■ **EXERCISE OBJECTIVE**
Write every line of the material out exactly as shown.

(Structured figure records)
##########

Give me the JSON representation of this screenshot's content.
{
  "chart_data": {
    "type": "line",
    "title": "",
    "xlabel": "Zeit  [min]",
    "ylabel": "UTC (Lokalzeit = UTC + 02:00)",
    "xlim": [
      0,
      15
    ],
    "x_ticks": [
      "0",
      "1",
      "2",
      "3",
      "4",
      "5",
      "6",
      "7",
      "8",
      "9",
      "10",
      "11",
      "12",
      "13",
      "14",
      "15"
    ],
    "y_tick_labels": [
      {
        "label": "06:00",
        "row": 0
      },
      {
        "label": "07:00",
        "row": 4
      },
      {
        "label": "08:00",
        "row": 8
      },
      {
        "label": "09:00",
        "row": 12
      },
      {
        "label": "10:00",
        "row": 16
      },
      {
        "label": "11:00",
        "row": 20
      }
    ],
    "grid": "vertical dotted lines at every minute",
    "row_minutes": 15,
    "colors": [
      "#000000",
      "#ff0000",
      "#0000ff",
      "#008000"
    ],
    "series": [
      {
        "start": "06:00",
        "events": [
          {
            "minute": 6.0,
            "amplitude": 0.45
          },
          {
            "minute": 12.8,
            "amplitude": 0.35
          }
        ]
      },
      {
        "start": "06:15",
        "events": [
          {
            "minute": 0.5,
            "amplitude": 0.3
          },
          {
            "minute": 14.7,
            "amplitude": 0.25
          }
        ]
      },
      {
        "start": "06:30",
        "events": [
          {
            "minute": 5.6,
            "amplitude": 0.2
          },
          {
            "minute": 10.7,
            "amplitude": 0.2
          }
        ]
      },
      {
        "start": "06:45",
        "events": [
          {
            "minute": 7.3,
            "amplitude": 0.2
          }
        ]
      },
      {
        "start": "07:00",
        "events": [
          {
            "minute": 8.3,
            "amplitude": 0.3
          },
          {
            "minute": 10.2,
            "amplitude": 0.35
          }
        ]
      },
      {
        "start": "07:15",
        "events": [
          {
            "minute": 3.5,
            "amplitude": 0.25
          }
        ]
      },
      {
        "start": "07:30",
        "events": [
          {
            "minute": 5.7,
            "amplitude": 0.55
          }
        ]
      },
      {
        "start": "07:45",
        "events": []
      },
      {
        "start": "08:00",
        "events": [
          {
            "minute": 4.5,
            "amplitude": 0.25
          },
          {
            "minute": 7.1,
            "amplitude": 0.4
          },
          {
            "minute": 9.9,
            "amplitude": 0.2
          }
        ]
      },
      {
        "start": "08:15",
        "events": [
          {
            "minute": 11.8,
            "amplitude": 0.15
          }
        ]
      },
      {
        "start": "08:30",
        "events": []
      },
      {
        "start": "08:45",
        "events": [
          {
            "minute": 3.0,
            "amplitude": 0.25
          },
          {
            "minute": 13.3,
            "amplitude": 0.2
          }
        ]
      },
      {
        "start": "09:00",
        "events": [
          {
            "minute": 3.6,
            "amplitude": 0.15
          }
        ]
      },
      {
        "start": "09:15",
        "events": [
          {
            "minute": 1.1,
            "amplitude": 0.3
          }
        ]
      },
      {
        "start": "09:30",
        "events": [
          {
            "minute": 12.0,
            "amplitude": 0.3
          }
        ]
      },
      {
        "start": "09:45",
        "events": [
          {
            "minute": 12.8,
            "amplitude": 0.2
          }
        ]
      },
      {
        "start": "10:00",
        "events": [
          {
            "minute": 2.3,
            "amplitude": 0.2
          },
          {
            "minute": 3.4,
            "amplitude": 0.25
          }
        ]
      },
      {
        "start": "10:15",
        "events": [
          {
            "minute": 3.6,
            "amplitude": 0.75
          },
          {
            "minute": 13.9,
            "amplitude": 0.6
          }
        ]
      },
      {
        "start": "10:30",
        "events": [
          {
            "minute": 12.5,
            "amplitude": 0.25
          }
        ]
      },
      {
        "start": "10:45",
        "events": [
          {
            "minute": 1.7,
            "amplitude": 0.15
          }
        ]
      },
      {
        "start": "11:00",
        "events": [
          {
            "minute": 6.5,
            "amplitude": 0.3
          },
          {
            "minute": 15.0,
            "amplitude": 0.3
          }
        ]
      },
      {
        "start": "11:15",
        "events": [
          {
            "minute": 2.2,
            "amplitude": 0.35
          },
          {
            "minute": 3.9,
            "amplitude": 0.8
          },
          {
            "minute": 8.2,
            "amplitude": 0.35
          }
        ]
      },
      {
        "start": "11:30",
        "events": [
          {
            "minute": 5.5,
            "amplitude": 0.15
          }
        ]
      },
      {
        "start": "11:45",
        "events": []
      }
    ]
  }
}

##########

■ **RESULT FOR THIS EXERCISE**
Give me the JSON representation of this screenshot's content.
{
  "chart_data": {
    "type": "line",
    "title": "",
    "xlabel": "Zeit  [min]",
    "ylabel": "UTC (Lokalzeit = UTC + 02:00)",
    "xlim": [
      0,
      15
    ],
    "x_ticks": [
      "0",
      "1",
      "2",
      "3",
      "4",
      "5",
      "6",
      "7",
      "8",
      "9",
      "10",
      "11",
      "12",
      "13",
      "14",
      "15"
    ],
    "y_tick_labels": [
      {
        "label": "06:00",
        "row": 0
      },
      {
        "label": "07:00",
        "row": 4
      },
      {
        "label": "08:00",
        "row": 8
      },
      {
        "label": "09:00",
        "row": 12
      },
      {
        "label": "10:00",
        "row": 16
      },
      {
        "label": "11:00",
        "row": 20
      }
    ],
    "grid": "vertical dotted lines at every minute",
    "row_minutes": 15,
    "colors": [
      "#000000",
      "#ff0000",
      "#0000ff",
      "#008000"
    ],
    "series": [
      {
        "start": "06:00",
        "events": [
          {
            "minute": 6.0,
            "amplitude": 0.45
          },
          {
            "minute": 12.8,
            "amplitude": 0.35
          }
        ]
      },
      {
        "start": "06:15",
        "events": [
          {
            "minute": 0.5,
            "amplitude": 0.3
          },
          {
            "minute": 14.7,
            "amplitude": 0.25
          }
        ]
      },
      {
        "start": "06:30",
        "events": [
          {
            "minute": 5.6,
            "amplitude": 0.2
          },
          {
            "minute": 10.7,
            "amplitude": 0.2
          }
        ]
      },
      {
        "start": "06:45",
        "events": [
          {
            "minute": 7.3,
            "amplitude": 0.2
          }
        ]
      },
      {
        "start": "07:00",
        "events": [
          {
            "minute": 8.3,
            "amplitude": 0.3
          },
          {
            "minute": 10.2,
            "amplitude": 0.35
          }
        ]
      },
      {
        "start": "07:15",
        "events": [
          {
            "minute": 3.5,
            "amplitude": 0.25
          }
        ]
      },
      {
        "start": "07:30",
        "events": [
          {
            "minute": 5.7,
            "amplitude": 0.55
          }
        ]
      },
      {
        "start": "07:45",
        "events": []
      },
      {
        "start": "08:00",
        "events": [
          {
            "minute": 4.5,
            "amplitude": 0.25
          },
          {
            "minute": 7.1,
            "amplitude": 0.4
          },
          {
            "minute": 9.9,
            "amplitude": 0.2
          }
        ]
      },
      {
        "start": "08:15",
        "events": [
          {
            "minute": 11.8,
            "amplitude": 0.15
          }
        ]
      },
      {
        "start": "08:30",
        "events": []
      },
      {
        "start": "08:45",
        "events": [
          {
            "minute": 3.0,
            "amplitude": 0.25
          },
          {
            "minute": 13.3,
            "amplitude": 0.2
          }
        ]
      },
      {
        "start": "09:00",
        "events": [
          {
            "minute": 3.6,
            "amplitude": 0.15
          }
        ]
      },
      {
        "start": "09:15",
        "events": [
          {
            "minute": 1.1,
            "amplitude": 0.3
          }
        ]
      },
      {
        "start": "09:30",
        "events": [
          {
            "minute": 12.0,
            "amplitude": 0.3
          }
        ]
      },
      {
        "start": "09:45",
        "events": [
          {
            "minute": 12.8,
            "amplitude": 0.2
          }
        ]
      },
      {
        "start": "10:00",
        "events": [
          {
            "minute": 2.3,
            "amplitude": 0.2
          },
          {
            "minute": 3.4,
            "amplitude": 0.25
          }
        ]
      },
      {
        "start": "10:15",
        "events": [
          {
            "minute": 3.6,
            "amplitude": 0.75
          },
          {
            "minute": 13.9,
            "amplitude": 0.6
          }
        ]
      },
      {
        "start": "10:30",
        "events": [
          {
            "minute": 12.5,
            "amplitude": 0.25
          }
        ]
      },
      {
        "start": "10:45",
        "events": [
          {
            "minute": 1.7,
            "amplitude": 0.15
          }
        ]
      },
      {
        "start": "11:00",
        "events": [
          {
            "minute": 6.5,
            "amplitude": 0.3
          },
          {
            "minute": 15.0,
            "amplitude": 0.3
          }
        ]
      },
      {
        "start": "11:15",
        "events": [
          {
            "minute": 2.2,
            "amplitude": 0.35
          },
          {
            "minute": 3.9,
            "amplitude": 0.8
          },
          {
            "minute": 8.2,
            "amplitude": 0.35
          }
        ]
      },
      {
        "start": "11:30",
        "events": [
          {
            "minute": 5.5,
            "amplitude": 0.15
          }
        ]
      },
      {
        "start": "11:45",
        "events": []
      }
    ]
  }
}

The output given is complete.